» **TASK REQUIREMENTS**:
Transcribe the data in full and exactly, omitting any pictures.
============================================================
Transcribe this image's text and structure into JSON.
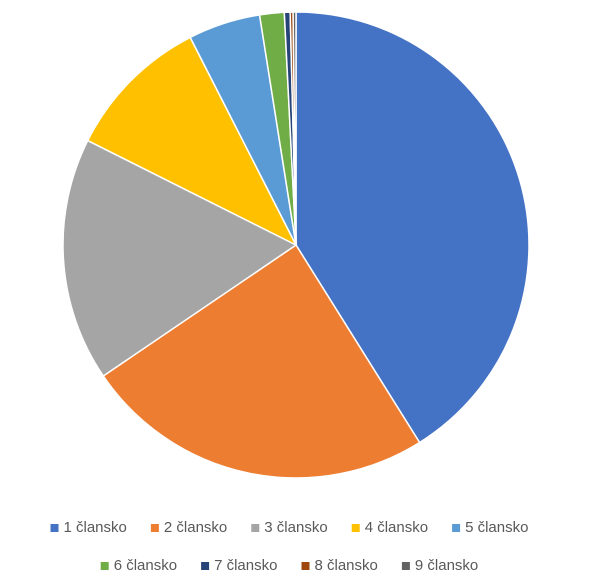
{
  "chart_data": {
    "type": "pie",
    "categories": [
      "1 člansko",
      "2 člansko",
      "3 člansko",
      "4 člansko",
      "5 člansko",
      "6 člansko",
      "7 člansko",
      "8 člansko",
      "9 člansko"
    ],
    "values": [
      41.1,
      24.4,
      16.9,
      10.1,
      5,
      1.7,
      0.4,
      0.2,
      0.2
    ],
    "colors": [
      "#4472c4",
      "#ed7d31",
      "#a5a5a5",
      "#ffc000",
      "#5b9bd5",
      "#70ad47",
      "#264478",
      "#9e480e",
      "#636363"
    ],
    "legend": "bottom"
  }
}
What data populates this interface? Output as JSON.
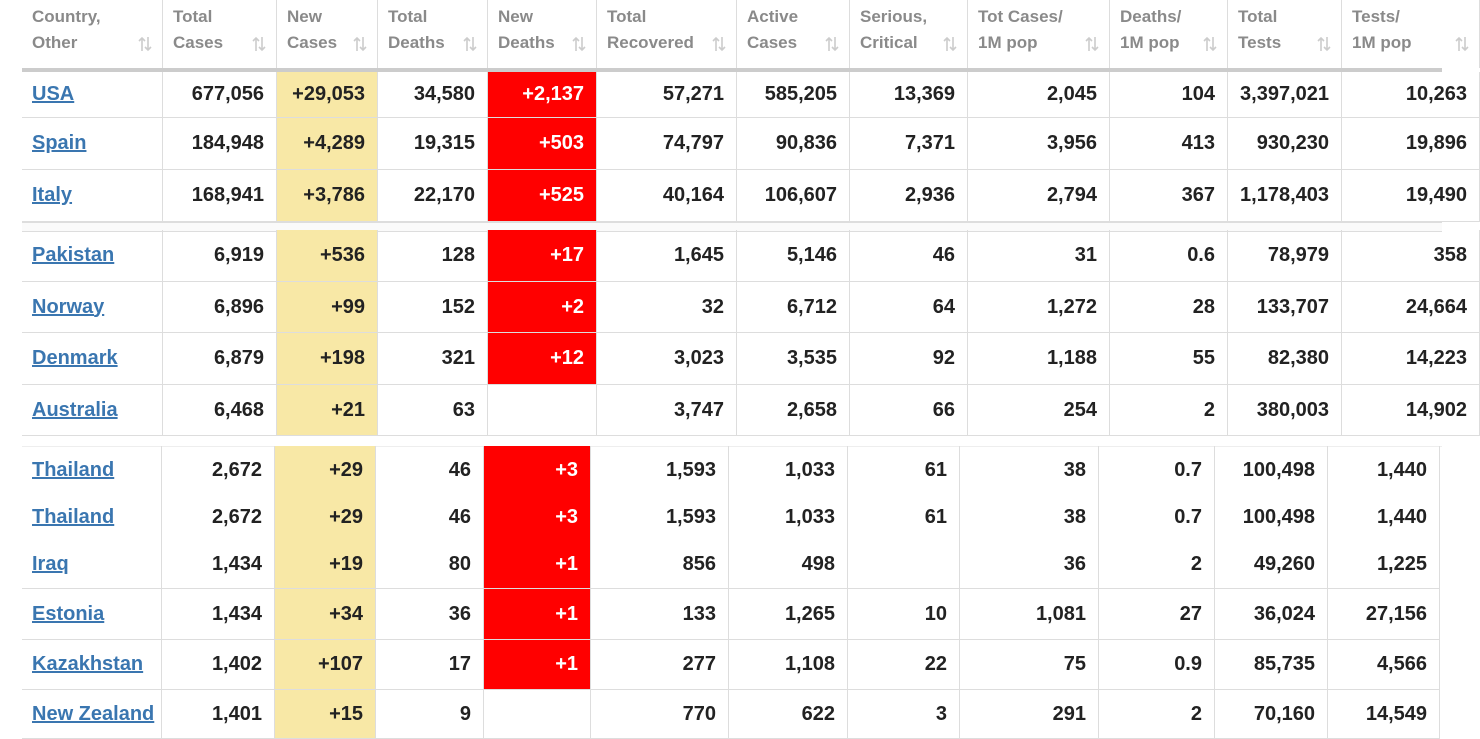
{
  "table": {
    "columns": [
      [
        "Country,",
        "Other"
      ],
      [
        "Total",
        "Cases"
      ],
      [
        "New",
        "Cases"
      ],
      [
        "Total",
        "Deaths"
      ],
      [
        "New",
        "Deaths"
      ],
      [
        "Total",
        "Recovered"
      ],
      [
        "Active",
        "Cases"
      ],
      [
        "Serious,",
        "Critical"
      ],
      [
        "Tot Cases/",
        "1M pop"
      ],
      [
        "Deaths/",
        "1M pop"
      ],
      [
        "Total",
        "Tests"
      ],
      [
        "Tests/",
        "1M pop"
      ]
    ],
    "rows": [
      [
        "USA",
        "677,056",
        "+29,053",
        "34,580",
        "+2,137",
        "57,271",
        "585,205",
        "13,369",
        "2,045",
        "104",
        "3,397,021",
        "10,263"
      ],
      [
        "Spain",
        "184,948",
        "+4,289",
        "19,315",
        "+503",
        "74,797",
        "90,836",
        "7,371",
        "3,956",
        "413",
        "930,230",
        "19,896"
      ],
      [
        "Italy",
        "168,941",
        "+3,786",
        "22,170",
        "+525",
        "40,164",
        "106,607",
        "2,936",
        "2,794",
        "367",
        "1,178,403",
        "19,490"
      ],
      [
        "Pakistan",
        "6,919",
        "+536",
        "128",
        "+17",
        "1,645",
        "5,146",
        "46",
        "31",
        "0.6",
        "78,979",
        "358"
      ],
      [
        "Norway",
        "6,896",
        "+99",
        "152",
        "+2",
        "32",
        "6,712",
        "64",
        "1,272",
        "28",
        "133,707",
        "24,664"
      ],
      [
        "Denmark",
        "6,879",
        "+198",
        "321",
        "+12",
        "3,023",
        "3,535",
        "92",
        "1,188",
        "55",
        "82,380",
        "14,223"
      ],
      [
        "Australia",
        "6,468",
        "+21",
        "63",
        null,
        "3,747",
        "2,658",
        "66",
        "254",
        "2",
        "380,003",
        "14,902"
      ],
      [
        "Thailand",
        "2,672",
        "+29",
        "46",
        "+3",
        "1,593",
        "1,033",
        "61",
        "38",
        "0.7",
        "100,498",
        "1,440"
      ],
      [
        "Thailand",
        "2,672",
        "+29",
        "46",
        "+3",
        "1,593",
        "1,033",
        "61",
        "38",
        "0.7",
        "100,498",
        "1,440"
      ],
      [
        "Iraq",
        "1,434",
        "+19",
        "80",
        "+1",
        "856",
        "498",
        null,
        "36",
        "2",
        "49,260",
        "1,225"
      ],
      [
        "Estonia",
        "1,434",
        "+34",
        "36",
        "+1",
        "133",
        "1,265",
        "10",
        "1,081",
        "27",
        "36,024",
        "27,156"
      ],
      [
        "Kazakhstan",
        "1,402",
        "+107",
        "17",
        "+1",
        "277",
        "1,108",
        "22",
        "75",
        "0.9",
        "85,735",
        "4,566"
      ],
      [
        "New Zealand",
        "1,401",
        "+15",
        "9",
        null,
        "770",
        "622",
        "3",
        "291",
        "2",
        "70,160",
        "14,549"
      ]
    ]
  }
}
============================================================
» **SOLUTION TO THIS EXERCISE**:
Transcribe this image's text and structure into JSON.
{
  "chart_data": {
    "type": "pie",
    "categories": [
      "1 člansko",
      "2 člansko",
      "3 člansko",
      "4 člansko",
      "5 člansko",
      "6 člansko",
      "7 člansko",
      "8 člansko",
      "9 člansko"
    ],
    "values": [
      41.1,
      24.4,
      16.9,
      10.1,
      5,
      1.7,
      0.4,
      0.2,
      0.2
    ],
    "colors": [
      "#4472c4",
      "#ed7d31",
      "#a5a5a5",
      "#ffc000",
      "#5b9bd5",
      "#70ad47",
      "#264478",
      "#9e480e",
      "#636363"
    ],
    "legend": "bottom"
  }
}
What data populates this interface? Output as JSON.
{
  "table": {
    "columns": [
      [
        "Country,",
        "Other"
      ],
      [
        "Total",
        "Cases"
      ],
      [
        "New",
        "Cases"
      ],
      [
        "Total",
        "Deaths"
      ],
      [
        "New",
        "Deaths"
      ],
      [
        "Total",
        "Recovered"
      ],
      [
        "Active",
        "Cases"
      ],
      [
        "Serious,",
        "Critical"
      ],
      [
        "Tot Cases/",
        "1M pop"
      ],
      [
        "Deaths/",
        "1M pop"
      ],
      [
        "Total",
        "Tests"
      ],
      [
        "Tests/",
        "1M pop"
      ]
    ],
    "rows": [
      [
        "USA",
        "677,056",
        "+29,053",
        "34,580",
        "+2,137",
        "57,271",
        "585,205",
        "13,369",
        "2,045",
        "104",
        "3,397,021",
        "10,263"
      ],
      [
        "Spain",
        "184,948",
        "+4,289",
        "19,315",
        "+503",
        "74,797",
        "90,836",
        "7,371",
        "3,956",
        "413",
        "930,230",
        "19,896"
      ],
      [
        "Italy",
        "168,941",
        "+3,786",
        "22,170",
        "+525",
        "40,164",
        "106,607",
        "2,936",
        "2,794",
        "367",
        "1,178,403",
        "19,490"
      ],
      [
        "Pakistan",
        "6,919",
        "+536",
        "128",
        "+17",
        "1,645",
        "5,146",
        "46",
        "31",
        "0.6",
        "78,979",
        "358"
      ],
      [
        "Norway",
        "6,896",
        "+99",
        "152",
        "+2",
        "32",
        "6,712",
        "64",
        "1,272",
        "28",
        "133,707",
        "24,664"
      ],
      [
        "Denmark",
        "6,879",
        "+198",
        "321",
        "+12",
        "3,023",
        "3,535",
        "92",
        "1,188",
        "55",
        "82,380",
        "14,223"
      ],
      [
        "Australia",
        "6,468",
        "+21",
        "63",
        null,
        "3,747",
        "2,658",
        "66",
        "254",
        "2",
        "380,003",
        "14,902"
      ],
      [
        "Thailand",
        "2,672",
        "+29",
        "46",
        "+3",
        "1,593",
        "1,033",
        "61",
        "38",
        "0.7",
        "100,498",
        "1,440"
      ],
      [
        "Thailand",
        "2,672",
        "+29",
        "46",
        "+3",
        "1,593",
        "1,033",
        "61",
        "38",
        "0.7",
        "100,498",
        "1,440"
      ],
      [
        "Iraq",
        "1,434",
        "+19",
        "80",
        "+1",
        "856",
        "498",
        null,
        "36",
        "2",
        "49,260",
        "1,225"
      ],
      [
        "Estonia",
        "1,434",
        "+34",
        "36",
        "+1",
        "133",
        "1,265",
        "10",
        "1,081",
        "27",
        "36,024",
        "27,156"
      ],
      [
        "Kazakhstan",
        "1,402",
        "+107",
        "17",
        "+1",
        "277",
        "1,108",
        "22",
        "75",
        "0.9",
        "85,735",
        "4,566"
      ],
      [
        "New Zealand",
        "1,401",
        "+15",
        "9",
        null,
        "770",
        "622",
        "3",
        "291",
        "2",
        "70,160",
        "14,549"
      ]
    ]
  }
}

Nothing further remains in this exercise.